#### 演習用本文
____________
福岡中央高校剣道部は、昭和47年剣道同好会として発足、昭和54年、剣道部へ昇格し現在へと至っている。
福岡中央高校創立100周年の今年は剣道部創部25周年にあたる。 (今年平成16年は、創部31周年となる)

1. 創部当時
 昭和47年に男子6名、女子8名、計14名の剣道同好会(顧問:平島貴義先生)として発足した剣道部は、当時剣道場もなく、第2グラウンド(現在のテニスコート及び駐車場)にて野外での稽古を始めた。稽古前にグランド整備をしながらの活動であった。

 このような状態が昭和50年まで続き、昭和51年、体操場と合併教室の2ヶ所に稽古場を移し室内での稽古ができるようになった。しかし、当時の体操場は床がコンクリートでできており、加えて卓球部と共有していた為、狭い場所で充分な稽古ができない状態であった。

なお本校金井昌平教諭(現在は本校の教頭先生)は、創立時のメンバーの一人である。

PL戦 2. 昭和50年代
 顧問に嶌末秀一先生と西田寛先生を迎え、着実に力をつけた剣道部は、昭和59年玉竜旗2回戦において、大将金子真由美選手が4人抜き、さらに昭和58年車田多美子選手がインターハイ地区予選で個人優勝し、女子団体とそろって初の県大会に出場する。県大会においても女子個人ベスト8、女子団体ベスト8と女子としては剣道部の歴史史上最高の成績を残した。
____________
[データセットからの抜粋]
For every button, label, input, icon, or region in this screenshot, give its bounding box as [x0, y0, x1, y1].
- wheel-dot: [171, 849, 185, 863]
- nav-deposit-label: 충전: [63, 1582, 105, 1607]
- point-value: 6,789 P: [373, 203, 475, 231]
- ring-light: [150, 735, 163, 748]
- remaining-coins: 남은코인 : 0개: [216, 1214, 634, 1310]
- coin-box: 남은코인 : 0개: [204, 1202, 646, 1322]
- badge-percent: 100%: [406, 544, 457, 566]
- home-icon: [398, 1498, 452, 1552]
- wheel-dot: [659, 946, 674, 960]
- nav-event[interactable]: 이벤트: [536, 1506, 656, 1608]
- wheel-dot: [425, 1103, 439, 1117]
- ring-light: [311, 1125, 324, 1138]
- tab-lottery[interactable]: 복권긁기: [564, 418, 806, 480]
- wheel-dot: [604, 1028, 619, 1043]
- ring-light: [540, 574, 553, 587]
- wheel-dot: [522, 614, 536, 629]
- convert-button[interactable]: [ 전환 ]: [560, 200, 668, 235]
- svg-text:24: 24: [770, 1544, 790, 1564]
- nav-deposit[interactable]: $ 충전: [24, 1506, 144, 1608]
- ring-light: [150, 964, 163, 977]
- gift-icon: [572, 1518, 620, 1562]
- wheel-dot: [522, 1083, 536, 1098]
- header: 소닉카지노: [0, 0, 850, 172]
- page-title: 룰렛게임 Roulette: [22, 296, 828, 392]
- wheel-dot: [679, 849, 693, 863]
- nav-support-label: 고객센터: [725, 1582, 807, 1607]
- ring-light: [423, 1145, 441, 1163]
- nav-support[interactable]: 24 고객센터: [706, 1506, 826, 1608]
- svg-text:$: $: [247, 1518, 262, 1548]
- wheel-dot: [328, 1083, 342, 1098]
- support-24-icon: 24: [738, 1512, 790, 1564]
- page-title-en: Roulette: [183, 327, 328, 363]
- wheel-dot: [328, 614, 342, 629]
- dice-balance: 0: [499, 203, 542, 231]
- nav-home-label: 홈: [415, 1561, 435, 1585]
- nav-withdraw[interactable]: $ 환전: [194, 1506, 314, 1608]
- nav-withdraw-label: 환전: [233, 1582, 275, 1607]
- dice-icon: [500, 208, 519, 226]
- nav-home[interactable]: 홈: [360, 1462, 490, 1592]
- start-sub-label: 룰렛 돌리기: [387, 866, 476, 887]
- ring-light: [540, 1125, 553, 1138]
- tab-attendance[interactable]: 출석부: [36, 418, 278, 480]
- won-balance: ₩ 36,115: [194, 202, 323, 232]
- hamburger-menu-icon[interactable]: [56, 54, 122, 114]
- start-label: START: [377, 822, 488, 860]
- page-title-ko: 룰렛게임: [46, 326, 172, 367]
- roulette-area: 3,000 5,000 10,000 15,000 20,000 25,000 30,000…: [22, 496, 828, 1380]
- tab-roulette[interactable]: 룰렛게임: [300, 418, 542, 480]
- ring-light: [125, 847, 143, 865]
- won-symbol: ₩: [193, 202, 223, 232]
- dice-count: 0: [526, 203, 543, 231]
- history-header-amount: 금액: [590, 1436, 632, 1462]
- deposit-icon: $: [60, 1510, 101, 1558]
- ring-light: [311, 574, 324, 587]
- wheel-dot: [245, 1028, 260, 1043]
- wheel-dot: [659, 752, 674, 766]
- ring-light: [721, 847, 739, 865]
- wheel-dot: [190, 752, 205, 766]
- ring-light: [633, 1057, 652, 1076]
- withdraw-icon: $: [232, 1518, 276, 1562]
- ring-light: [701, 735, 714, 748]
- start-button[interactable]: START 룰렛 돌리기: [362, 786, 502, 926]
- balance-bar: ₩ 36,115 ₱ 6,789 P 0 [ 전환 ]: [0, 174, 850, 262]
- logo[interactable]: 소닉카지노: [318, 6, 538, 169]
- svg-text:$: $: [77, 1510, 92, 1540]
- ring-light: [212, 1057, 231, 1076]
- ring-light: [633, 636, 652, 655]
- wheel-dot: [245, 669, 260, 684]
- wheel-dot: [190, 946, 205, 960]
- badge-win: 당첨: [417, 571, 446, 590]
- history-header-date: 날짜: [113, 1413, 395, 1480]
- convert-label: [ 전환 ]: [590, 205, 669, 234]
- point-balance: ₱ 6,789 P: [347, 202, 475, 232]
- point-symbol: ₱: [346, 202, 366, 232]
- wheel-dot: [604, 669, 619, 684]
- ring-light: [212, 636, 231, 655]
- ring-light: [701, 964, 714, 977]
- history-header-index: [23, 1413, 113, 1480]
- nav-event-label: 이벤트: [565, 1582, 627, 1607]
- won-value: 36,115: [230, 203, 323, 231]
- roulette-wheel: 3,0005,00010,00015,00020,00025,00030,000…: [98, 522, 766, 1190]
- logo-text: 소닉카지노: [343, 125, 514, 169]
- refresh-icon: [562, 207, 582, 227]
____________
#### 課題一覧
A. 本文について、次の各問いに答えよ。
(i) 剣道同好会として発足した当時の部員数は、合計何名か。
(ii) 剣道同好会が剣道部へ昇格したのは昭和何年か。
(iii) 昭和51年に稽古場が移された2ヶ所はどこか。
B. 本文に氏名が記されている人物を、すべて挙げよ。
C. 本文から、「福岡中央高校創立100周年の」を含む語句で始まり「歴史史上最高の成績を残した。」で終わる部分を、一字も変えずに書き写せ。
データはここでは一切使用しない。

#### 課題の解答
A.
(i) 14名(男子6名、女子8名)
(ii) 昭和54年
(iii) 体操場と合併教室

B. 平島貴義、金井昌平、嶌末秀一、西田寛、金子真由美、車田多美子

C.
福岡中央高校創立100周年の今年は剣道部創部25周年にあたる。 (今年平成16年は、創部31周年となる)

1. 創部当時
 昭和47年に男子6名、女子8名、計14名の剣道同好会(顧問:平島貴義先生)として発足した剣道部は、当時剣道場もなく、第2グラウンド(現在のテニスコート及び駐車場)にて野外での稽古を始めた。稽古前にグランド整備をしながらの活動であった。

 このような状態が昭和50年まで続き、昭和51年、体操場と合併教室の2ヶ所に稽古場を移し室内での稽古ができるようになった。しかし、当時の体操場は床がコンクリートでできており、加えて卓球部と共有していた為、狭い場所で充分な稽古ができない状態であった。

なお本校金井昌平教諭(現在は本校の教頭先生)は、創立時のメンバーの一人である。

PL戦 2. 昭和50年代
 顧問に嶌末秀一先生と西田寛先生を迎え、着実に力をつけた剣道部は、昭和59年玉竜旗2回戦において、大将金子真由美選手が4人抜き、さらに昭和58年車田多美子選手がインターハイ地区予選で個人優勝し、女子団体とそろって初の県大会に出場する。県大会においても女子個人ベスト8、女子団体ベスト8と女子としては剣道部の歴史史上最高の成績を残した。